#### Task to carry out
Set down each entry exactly as given; pictures should not appear in the copy.

#### Data excerpts
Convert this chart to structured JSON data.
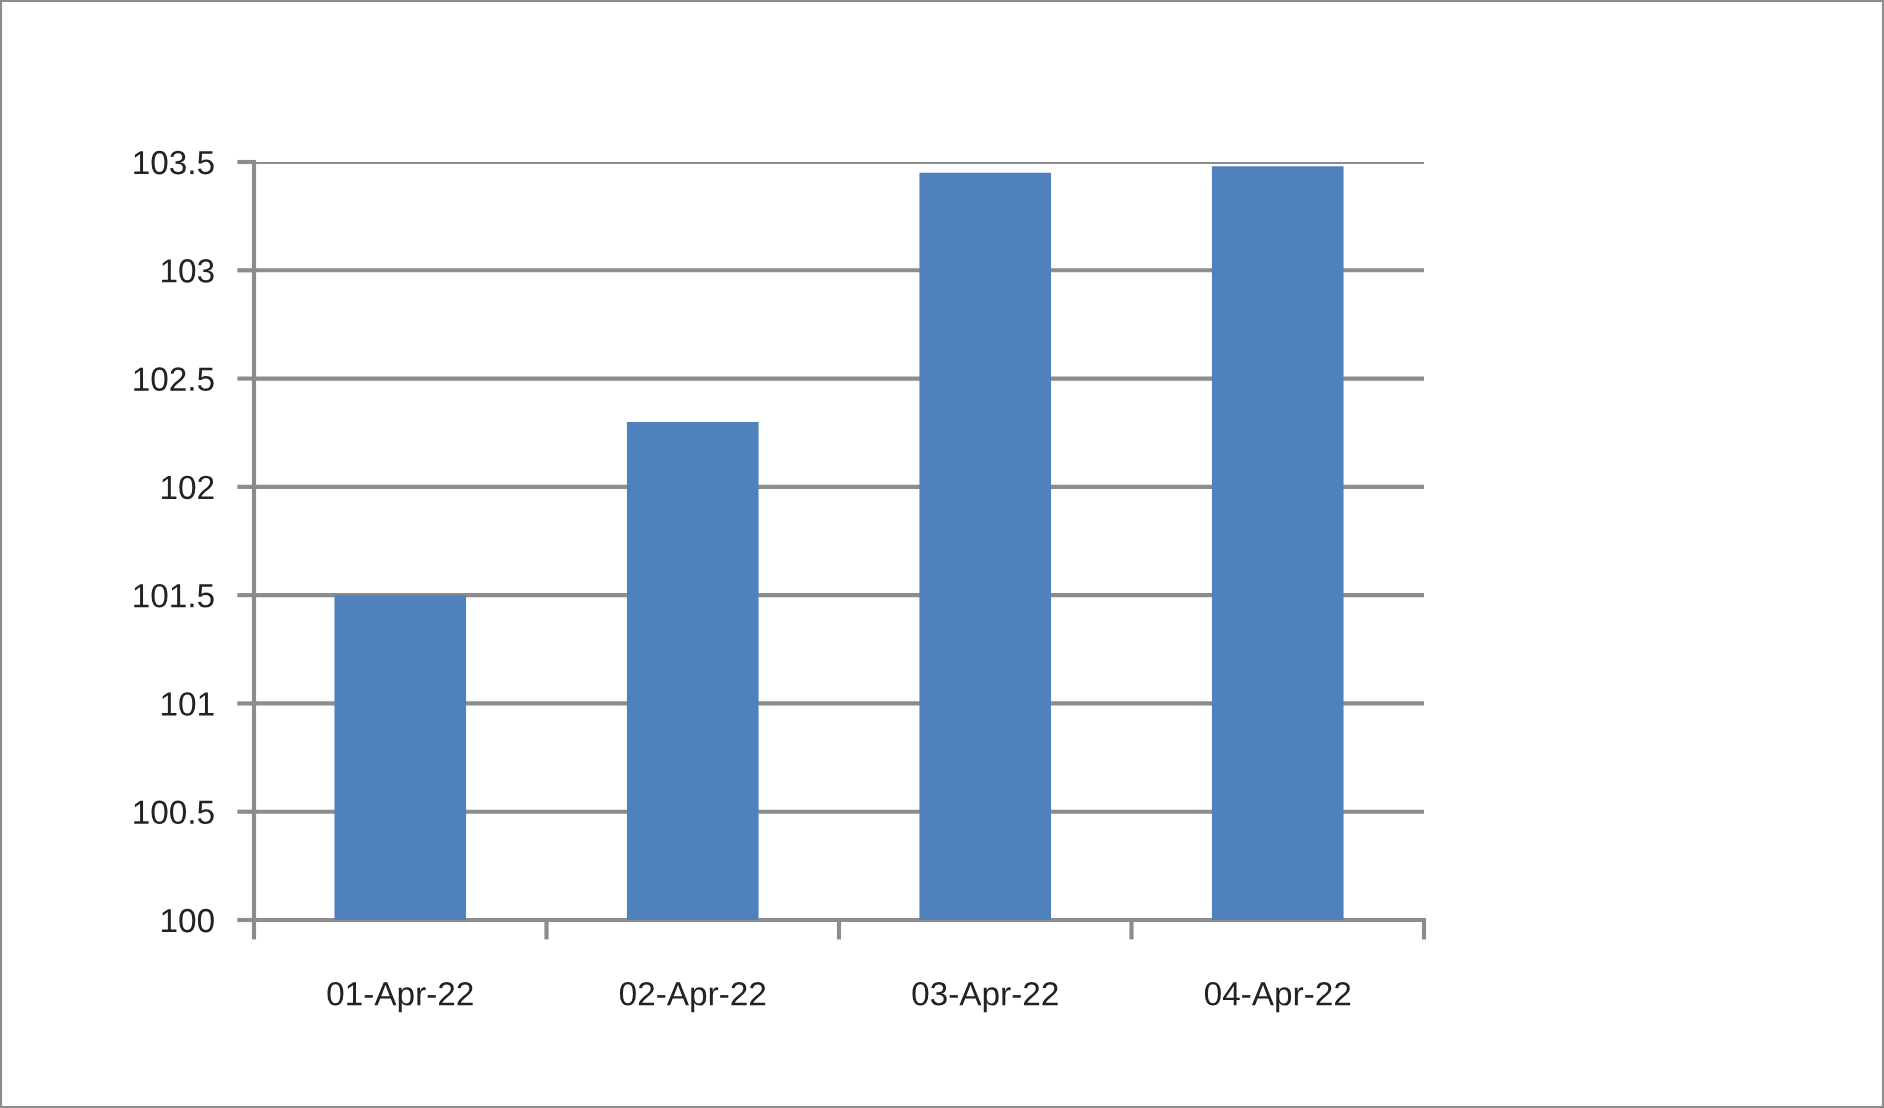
{
  "chart_data": {
    "type": "bar",
    "categories": [
      "01-Apr-22",
      "02-Apr-22",
      "03-Apr-22",
      "04-Apr-22"
    ],
    "values": [
      101.5,
      102.3,
      103.45,
      103.48
    ],
    "color": "#4f81bd",
    "ylim": [
      100,
      103.5
    ],
    "yticks": [
      100,
      100.5,
      101,
      101.5,
      102,
      102.5,
      103,
      103.5
    ],
    "grid": "y"
  }
}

#### Solution to the exercise
Convert this chart to structured JSON data.
{
  "chart_data": {
    "type": "bar",
    "categories": [
      "01-Apr-22",
      "02-Apr-22",
      "03-Apr-22",
      "04-Apr-22"
    ],
    "values": [
      101.5,
      102.3,
      103.45,
      103.48
    ],
    "color": "#4f81bd",
    "ylim": [
      100,
      103.5
    ],
    "yticks": [
      100,
      100.5,
      101,
      101.5,
      102,
      102.5,
      103,
      103.5
    ],
    "grid": "y"
  }
}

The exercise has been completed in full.